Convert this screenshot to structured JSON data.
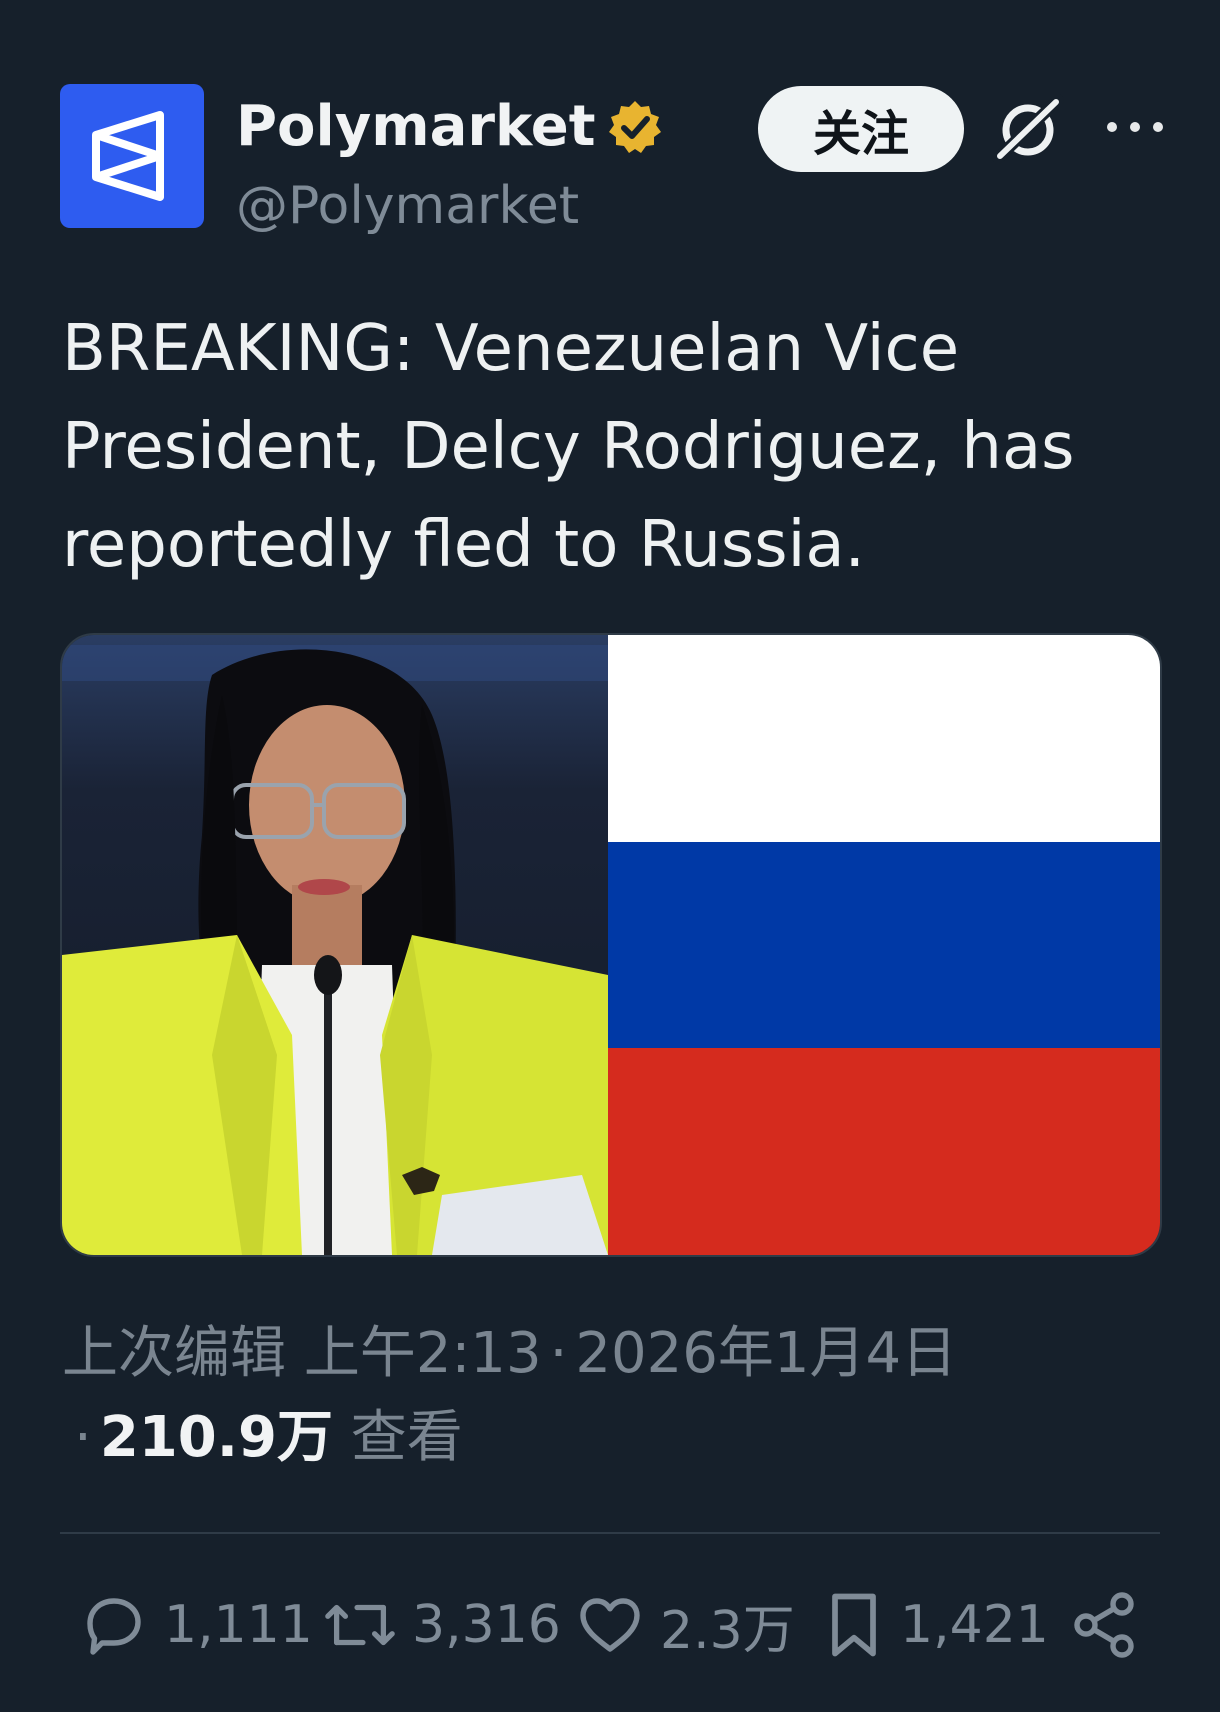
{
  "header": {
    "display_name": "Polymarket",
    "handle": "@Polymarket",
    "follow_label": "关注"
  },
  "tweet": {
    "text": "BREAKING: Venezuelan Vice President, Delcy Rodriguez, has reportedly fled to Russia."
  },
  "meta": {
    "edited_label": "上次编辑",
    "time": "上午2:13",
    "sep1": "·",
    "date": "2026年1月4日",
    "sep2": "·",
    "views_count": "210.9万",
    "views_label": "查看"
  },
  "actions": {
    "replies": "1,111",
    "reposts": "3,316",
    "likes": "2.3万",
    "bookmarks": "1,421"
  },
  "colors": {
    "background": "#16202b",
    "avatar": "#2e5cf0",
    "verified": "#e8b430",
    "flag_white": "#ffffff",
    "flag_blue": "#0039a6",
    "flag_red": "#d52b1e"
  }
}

> **EXERCISE**:
Leave out all pictures, then copy the remaining material exactly.

> **ANSWER TO THIS PROBLEM**:
Convert this screenshot to structured JSON data.
{
  "header": {
    "display_name": "Polymarket",
    "handle": "@Polymarket",
    "follow_label": "关注"
  },
  "tweet": {
    "text": "BREAKING: Venezuelan Vice President, Delcy Rodriguez, has reportedly fled to Russia."
  },
  "meta": {
    "edited_label": "上次编辑",
    "time": "上午2:13",
    "sep1": "·",
    "date": "2026年1月4日",
    "sep2": "·",
    "views_count": "210.9万",
    "views_label": "查看"
  },
  "actions": {
    "replies": "1,111",
    "reposts": "3,316",
    "likes": "2.3万",
    "bookmarks": "1,421"
  },
  "colors": {
    "background": "#16202b",
    "avatar": "#2e5cf0",
    "verified": "#e8b430",
    "flag_white": "#ffffff",
    "flag_blue": "#0039a6",
    "flag_red": "#d52b1e"
  }
}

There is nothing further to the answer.